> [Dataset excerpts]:
+++

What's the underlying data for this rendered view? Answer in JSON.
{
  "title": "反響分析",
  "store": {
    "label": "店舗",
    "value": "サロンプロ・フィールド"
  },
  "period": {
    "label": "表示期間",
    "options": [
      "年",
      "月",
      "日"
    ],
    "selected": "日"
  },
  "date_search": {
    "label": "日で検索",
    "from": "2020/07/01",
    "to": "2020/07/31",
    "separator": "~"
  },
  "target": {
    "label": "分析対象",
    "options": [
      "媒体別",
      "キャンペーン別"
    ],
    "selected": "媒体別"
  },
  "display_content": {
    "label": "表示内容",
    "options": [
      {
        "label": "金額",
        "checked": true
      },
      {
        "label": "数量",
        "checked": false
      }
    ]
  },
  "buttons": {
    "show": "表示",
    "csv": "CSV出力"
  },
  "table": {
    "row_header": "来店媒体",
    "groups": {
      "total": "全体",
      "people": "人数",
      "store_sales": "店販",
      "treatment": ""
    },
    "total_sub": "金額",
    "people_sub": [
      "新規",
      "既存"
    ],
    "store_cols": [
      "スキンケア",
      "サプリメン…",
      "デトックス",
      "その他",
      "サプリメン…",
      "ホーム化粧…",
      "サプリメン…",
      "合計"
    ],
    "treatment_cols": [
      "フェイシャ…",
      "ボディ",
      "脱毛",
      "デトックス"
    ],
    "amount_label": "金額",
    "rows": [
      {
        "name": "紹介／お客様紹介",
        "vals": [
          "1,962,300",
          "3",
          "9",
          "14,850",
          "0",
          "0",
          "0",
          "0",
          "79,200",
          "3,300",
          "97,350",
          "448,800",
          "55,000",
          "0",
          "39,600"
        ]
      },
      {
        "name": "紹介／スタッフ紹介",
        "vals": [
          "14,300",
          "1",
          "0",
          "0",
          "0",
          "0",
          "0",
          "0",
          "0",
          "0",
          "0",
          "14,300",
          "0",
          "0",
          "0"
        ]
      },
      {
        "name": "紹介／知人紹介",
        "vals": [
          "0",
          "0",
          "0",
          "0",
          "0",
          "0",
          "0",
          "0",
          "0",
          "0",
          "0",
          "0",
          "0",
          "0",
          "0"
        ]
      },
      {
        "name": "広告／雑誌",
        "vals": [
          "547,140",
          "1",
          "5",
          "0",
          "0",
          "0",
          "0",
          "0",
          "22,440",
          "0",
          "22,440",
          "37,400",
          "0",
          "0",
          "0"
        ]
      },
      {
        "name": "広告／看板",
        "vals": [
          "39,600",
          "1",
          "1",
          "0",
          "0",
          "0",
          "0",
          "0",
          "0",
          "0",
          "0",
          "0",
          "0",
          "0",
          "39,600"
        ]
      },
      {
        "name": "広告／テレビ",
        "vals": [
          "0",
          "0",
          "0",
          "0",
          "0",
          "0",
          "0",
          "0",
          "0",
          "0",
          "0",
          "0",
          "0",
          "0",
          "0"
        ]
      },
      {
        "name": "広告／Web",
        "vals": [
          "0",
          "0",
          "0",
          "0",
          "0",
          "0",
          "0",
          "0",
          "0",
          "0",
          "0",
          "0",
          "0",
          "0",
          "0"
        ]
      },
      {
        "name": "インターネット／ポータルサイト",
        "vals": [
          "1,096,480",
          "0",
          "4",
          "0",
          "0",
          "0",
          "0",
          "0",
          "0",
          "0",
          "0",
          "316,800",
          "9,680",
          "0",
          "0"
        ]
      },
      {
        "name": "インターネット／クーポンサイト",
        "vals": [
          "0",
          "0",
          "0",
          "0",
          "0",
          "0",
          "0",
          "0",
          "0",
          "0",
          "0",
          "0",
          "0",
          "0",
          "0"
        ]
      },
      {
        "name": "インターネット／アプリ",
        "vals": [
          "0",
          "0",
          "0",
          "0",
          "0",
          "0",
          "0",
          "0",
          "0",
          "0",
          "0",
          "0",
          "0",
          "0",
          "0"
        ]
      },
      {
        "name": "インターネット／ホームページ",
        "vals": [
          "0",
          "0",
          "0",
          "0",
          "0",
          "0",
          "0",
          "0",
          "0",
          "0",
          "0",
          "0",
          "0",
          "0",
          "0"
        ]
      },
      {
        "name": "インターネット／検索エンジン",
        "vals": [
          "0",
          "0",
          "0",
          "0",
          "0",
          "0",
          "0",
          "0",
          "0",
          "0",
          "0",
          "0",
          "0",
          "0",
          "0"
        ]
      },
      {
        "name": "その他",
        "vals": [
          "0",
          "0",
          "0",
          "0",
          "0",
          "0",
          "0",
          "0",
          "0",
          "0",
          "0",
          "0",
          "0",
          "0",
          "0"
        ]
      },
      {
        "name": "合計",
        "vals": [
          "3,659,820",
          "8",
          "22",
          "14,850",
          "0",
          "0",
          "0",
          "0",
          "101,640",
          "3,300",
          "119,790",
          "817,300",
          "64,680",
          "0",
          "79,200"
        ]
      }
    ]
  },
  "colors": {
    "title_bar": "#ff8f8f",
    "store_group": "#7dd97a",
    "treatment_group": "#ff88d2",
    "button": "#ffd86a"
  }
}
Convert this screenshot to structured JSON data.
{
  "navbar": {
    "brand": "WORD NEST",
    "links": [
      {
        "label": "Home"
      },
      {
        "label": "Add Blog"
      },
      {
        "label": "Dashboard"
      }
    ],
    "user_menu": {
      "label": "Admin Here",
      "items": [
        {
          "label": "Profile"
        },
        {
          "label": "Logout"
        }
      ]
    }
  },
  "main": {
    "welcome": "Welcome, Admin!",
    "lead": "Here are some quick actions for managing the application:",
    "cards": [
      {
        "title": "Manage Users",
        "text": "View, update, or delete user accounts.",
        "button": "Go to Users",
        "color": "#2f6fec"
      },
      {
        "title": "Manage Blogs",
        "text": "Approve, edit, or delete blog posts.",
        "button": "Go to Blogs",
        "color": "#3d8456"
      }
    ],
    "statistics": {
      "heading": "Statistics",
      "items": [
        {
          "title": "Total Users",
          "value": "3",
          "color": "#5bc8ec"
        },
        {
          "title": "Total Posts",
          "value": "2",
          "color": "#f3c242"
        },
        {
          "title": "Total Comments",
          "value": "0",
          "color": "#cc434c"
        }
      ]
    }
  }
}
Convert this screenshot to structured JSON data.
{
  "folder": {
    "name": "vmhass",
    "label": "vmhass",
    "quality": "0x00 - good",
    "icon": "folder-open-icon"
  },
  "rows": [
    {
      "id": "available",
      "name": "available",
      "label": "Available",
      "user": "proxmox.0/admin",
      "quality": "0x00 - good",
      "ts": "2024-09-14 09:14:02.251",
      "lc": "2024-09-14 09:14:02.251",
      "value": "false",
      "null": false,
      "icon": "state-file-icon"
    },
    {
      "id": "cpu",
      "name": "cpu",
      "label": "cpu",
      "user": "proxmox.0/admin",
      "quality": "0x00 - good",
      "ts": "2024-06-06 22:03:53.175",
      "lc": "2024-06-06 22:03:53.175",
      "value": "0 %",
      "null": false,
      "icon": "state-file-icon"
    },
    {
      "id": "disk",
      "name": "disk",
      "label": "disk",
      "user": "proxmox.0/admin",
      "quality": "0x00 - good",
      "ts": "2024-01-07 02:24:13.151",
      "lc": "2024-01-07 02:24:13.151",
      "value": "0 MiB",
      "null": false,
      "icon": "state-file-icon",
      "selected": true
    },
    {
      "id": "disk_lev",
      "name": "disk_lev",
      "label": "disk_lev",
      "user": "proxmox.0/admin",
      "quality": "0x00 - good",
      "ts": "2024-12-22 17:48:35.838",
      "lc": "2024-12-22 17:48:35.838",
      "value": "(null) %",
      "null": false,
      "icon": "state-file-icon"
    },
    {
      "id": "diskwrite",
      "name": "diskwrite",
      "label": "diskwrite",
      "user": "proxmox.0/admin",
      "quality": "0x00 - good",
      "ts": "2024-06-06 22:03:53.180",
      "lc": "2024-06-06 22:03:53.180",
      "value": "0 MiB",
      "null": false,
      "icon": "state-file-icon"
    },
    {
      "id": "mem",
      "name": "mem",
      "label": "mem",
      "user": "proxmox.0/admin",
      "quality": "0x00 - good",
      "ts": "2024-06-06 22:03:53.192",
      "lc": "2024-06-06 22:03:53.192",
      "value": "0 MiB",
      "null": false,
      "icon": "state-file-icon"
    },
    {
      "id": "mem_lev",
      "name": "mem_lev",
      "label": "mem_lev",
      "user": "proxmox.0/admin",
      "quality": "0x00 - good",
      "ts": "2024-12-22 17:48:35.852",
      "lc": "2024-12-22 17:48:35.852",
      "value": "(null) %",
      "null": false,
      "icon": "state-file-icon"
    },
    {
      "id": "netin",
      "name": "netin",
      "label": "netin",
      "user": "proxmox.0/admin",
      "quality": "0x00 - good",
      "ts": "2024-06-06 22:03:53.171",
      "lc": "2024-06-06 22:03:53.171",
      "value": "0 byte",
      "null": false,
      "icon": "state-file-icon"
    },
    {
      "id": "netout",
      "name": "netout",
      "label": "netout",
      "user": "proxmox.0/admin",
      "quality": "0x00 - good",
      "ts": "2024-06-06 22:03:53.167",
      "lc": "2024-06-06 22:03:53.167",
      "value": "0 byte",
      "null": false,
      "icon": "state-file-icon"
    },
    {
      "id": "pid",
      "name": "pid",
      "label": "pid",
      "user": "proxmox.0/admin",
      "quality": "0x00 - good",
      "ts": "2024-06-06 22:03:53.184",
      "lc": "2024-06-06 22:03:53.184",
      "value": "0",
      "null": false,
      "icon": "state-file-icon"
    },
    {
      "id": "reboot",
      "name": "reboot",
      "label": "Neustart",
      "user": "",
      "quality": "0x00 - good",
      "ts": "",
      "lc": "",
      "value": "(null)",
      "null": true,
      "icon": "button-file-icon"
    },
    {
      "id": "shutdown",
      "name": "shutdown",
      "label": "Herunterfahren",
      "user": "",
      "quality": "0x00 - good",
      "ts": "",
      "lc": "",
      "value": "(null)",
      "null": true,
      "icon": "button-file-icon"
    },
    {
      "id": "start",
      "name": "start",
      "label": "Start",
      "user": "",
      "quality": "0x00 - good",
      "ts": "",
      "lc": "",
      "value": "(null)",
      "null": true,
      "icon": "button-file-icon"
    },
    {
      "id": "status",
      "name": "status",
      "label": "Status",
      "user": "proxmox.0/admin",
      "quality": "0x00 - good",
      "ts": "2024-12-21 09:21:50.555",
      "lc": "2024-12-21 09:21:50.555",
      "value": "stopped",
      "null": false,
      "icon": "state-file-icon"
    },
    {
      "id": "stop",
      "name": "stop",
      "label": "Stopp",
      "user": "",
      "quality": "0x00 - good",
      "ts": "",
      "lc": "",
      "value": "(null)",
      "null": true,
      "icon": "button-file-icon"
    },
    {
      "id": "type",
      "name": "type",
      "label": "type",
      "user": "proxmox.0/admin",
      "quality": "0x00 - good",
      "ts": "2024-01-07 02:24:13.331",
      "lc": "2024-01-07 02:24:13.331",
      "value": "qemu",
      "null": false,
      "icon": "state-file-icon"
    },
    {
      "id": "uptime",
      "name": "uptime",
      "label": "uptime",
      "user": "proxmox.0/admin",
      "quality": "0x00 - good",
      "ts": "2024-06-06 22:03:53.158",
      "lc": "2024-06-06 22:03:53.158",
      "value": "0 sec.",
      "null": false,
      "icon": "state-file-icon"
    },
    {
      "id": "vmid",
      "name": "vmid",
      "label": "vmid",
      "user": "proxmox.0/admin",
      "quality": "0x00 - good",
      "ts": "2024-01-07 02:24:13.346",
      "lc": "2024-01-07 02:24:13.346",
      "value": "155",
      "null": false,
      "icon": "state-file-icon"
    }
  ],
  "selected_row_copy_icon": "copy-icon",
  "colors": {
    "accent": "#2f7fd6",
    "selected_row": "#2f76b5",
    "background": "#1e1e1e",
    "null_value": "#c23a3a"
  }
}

+++

> [AIM]:
Your answer should be one number: how many lines in the material above contain the string "Users".

> [EXERCISE RESULT]:
3